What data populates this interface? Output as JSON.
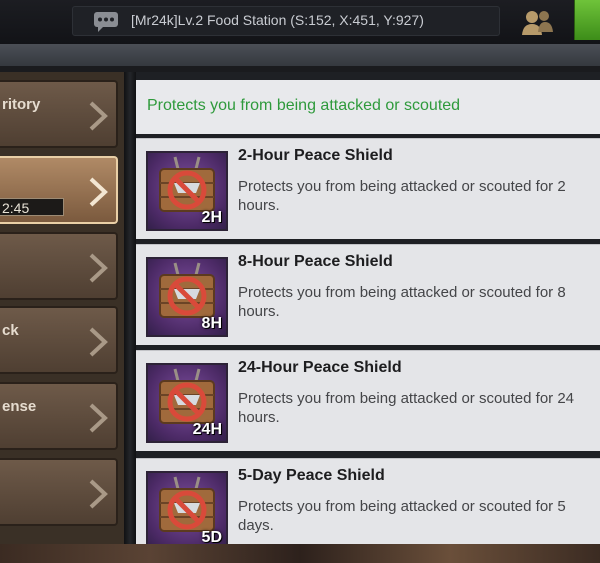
{
  "chat": {
    "message": "[Mr24k]Lv.2 Food Station (S:152, X:451, Y:927)"
  },
  "sidebar": {
    "items": [
      {
        "label": "ritory",
        "active": false
      },
      {
        "label": "",
        "active": true,
        "timer": "2:45"
      },
      {
        "label": "",
        "active": false
      },
      {
        "label": "ck",
        "active": false
      },
      {
        "label": "ense",
        "active": false
      },
      {
        "label": "",
        "active": false
      }
    ]
  },
  "main": {
    "info_text": "Protects you from being attacked or scouted",
    "items": [
      {
        "title": "2-Hour Peace Shield",
        "desc": "Protects you from being attacked or scouted for 2 hours.",
        "duration": "2H"
      },
      {
        "title": "8-Hour Peace Shield",
        "desc": "Protects you from being attacked or scouted for 8 hours.",
        "duration": "8H"
      },
      {
        "title": "24-Hour Peace Shield",
        "desc": "Protects you from being attacked or scouted for 24 hours.",
        "duration": "24H"
      },
      {
        "title": "5-Day Peace Shield",
        "desc": "Protects you from being attacked or scouted for 5 days.",
        "duration": "5D"
      }
    ]
  },
  "colors": {
    "info_text": "#2f9a3c",
    "active_tab_border": "#e9cfa6",
    "confirm_button": "#4fa526"
  }
}
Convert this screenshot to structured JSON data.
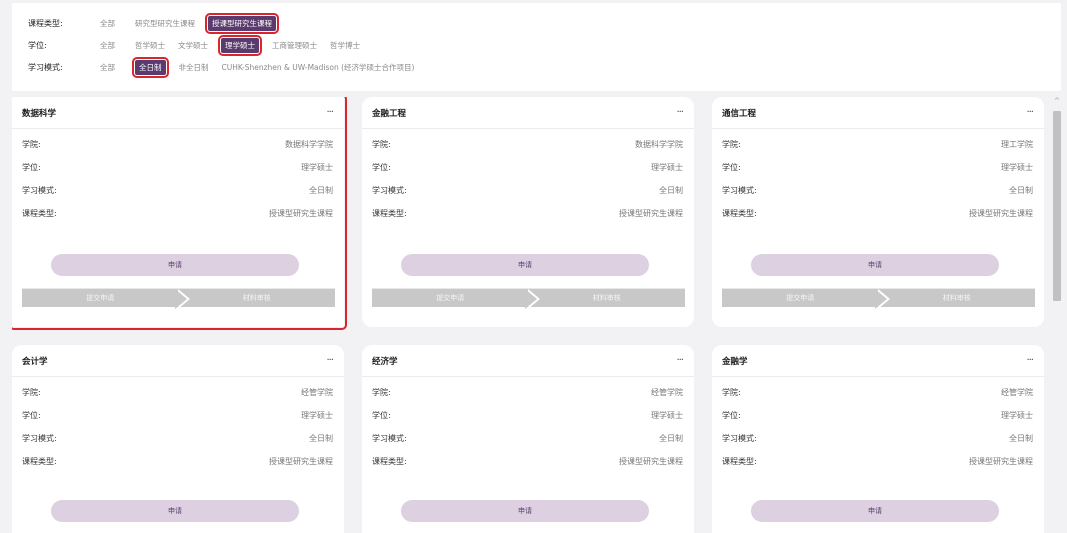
{
  "filters": {
    "course_type": {
      "label": "课程类型:",
      "options": [
        "全部",
        "研究型研究生课程",
        "授课型研究生课程"
      ],
      "selected": "授课型研究生课程"
    },
    "degree": {
      "label": "学位:",
      "options": [
        "全部",
        "哲学硕士",
        "文学硕士",
        "理学硕士",
        "工商管理硕士",
        "哲学博士"
      ],
      "selected": "理学硕士"
    },
    "study_mode": {
      "label": "学习模式:",
      "options": [
        "全部",
        "全日制",
        "非全日制",
        "CUHK-Shenzhen & UW-Madison (经济学硕士合作项目)"
      ],
      "selected": "全日制"
    }
  },
  "labels": {
    "school": "学院:",
    "degree": "学位:",
    "mode": "学习模式:",
    "type": "课程类型:",
    "apply": "申请",
    "step1": "提交申请",
    "step2": "材料审核",
    "more": "···"
  },
  "programs": [
    {
      "title": "数据科学",
      "school": "数据科学学院",
      "degree": "理学硕士",
      "mode": "全日制",
      "type": "授课型研究生课程"
    },
    {
      "title": "金融工程",
      "school": "数据科学学院",
      "degree": "理学硕士",
      "mode": "全日制",
      "type": "授课型研究生课程"
    },
    {
      "title": "通信工程",
      "school": "理工学院",
      "degree": "理学硕士",
      "mode": "全日制",
      "type": "授课型研究生课程"
    },
    {
      "title": "会计学",
      "school": "经管学院",
      "degree": "理学硕士",
      "mode": "全日制",
      "type": "授课型研究生课程"
    },
    {
      "title": "经济学",
      "school": "经管学院",
      "degree": "理学硕士",
      "mode": "全日制",
      "type": "授课型研究生课程"
    },
    {
      "title": "金融学",
      "school": "经管学院",
      "degree": "理学硕士",
      "mode": "全日制",
      "type": "授课型研究生课程"
    }
  ]
}
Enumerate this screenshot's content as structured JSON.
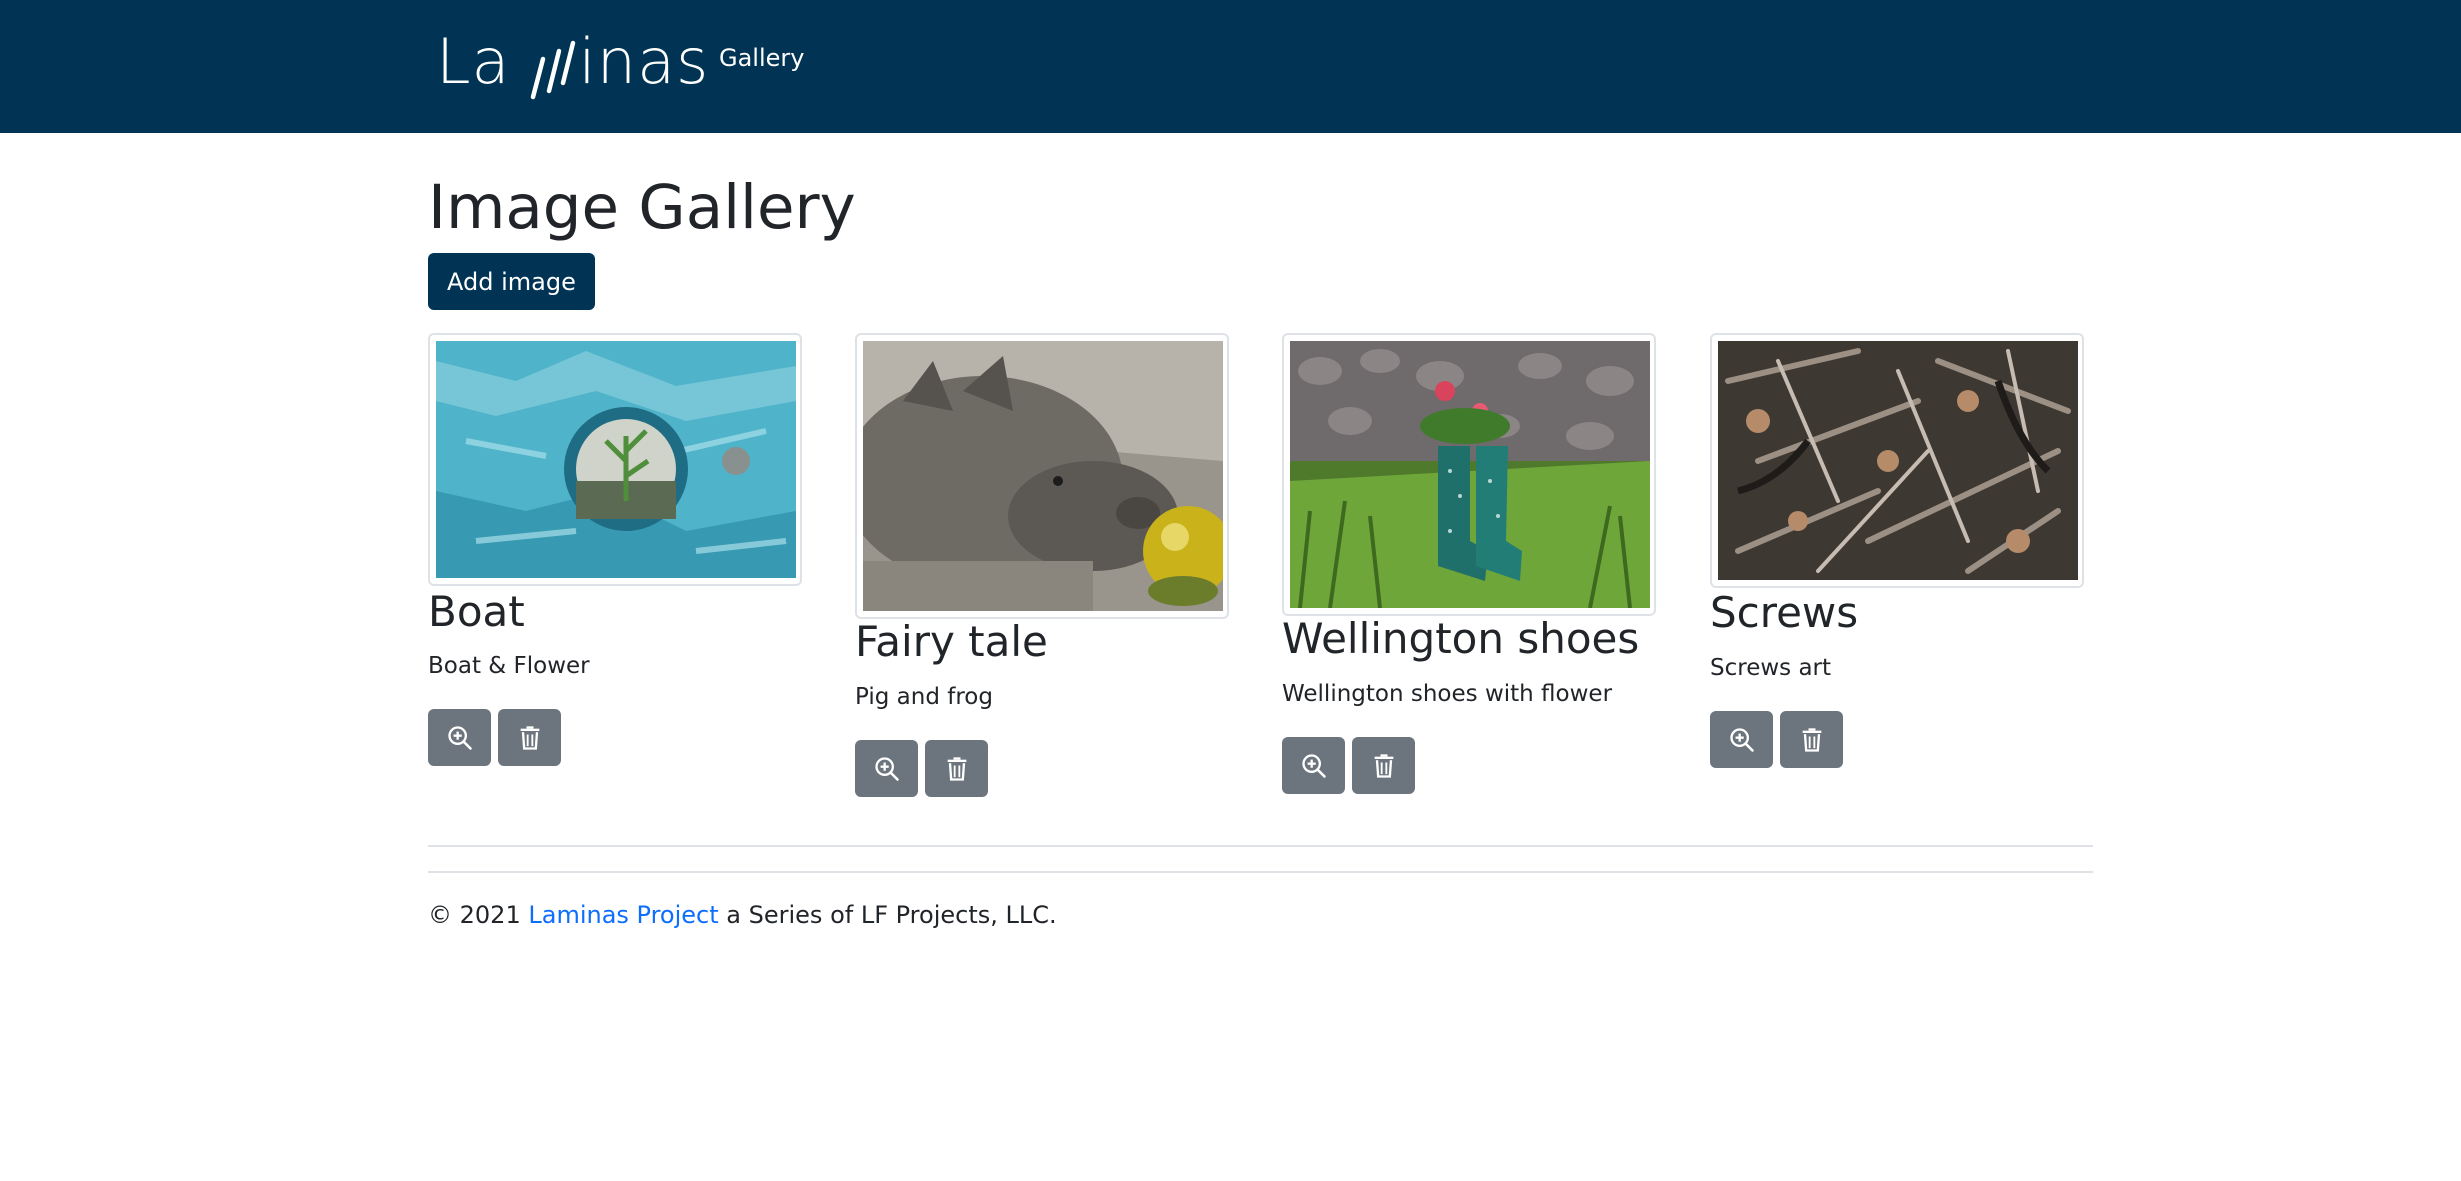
{
  "nav": {
    "brand_left": "La",
    "brand_right": "inas",
    "gallery_link": "Gallery"
  },
  "page": {
    "title": "Image Gallery",
    "add_button": "Add image"
  },
  "images": [
    {
      "title": "Boat",
      "description": "Boat & Flower"
    },
    {
      "title": "Fairy tale",
      "description": "Pig and frog"
    },
    {
      "title": "Wellington shoes",
      "description": "Wellington shoes with flower"
    },
    {
      "title": "Screws",
      "description": "Screws art"
    }
  ],
  "footer": {
    "prefix": "© 2021",
    "link": "Laminas Project",
    "suffix": "a Series of LF Projects, LLC."
  },
  "icons": {
    "view": "zoom-in-icon",
    "delete": "trash-icon"
  },
  "colors": {
    "navbar": "#003354",
    "primary_button": "#003354",
    "secondary_button": "#6c757d",
    "link": "#0d6efd",
    "text": "#212529"
  }
}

=====

--- GIVEN INSTRUCTION ---
Extract, exactly as written, the span of lines from the one holding "Enumerate this screenshot's" through the last line, inclusive. Skip any picture.

--- EXPECTED ANSWER ---
Enumerate this screenshot's content as structured JSON.
{
  "nav": {
    "brand_left": "La",
    "brand_right": "inas",
    "gallery_link": "Gallery"
  },
  "page": {
    "title": "Image Gallery",
    "add_button": "Add image"
  },
  "images": [
    {
      "title": "Boat",
      "description": "Boat & Flower"
    },
    {
      "title": "Fairy tale",
      "description": "Pig and frog"
    },
    {
      "title": "Wellington shoes",
      "description": "Wellington shoes with flower"
    },
    {
      "title": "Screws",
      "description": "Screws art"
    }
  ],
  "footer": {
    "prefix": "© 2021",
    "link": "Laminas Project",
    "suffix": "a Series of LF Projects, LLC."
  },
  "icons": {
    "view": "zoom-in-icon",
    "delete": "trash-icon"
  },
  "colors": {
    "navbar": "#003354",
    "primary_button": "#003354",
    "secondary_button": "#6c757d",
    "link": "#0d6efd",
    "text": "#212529"
  }
}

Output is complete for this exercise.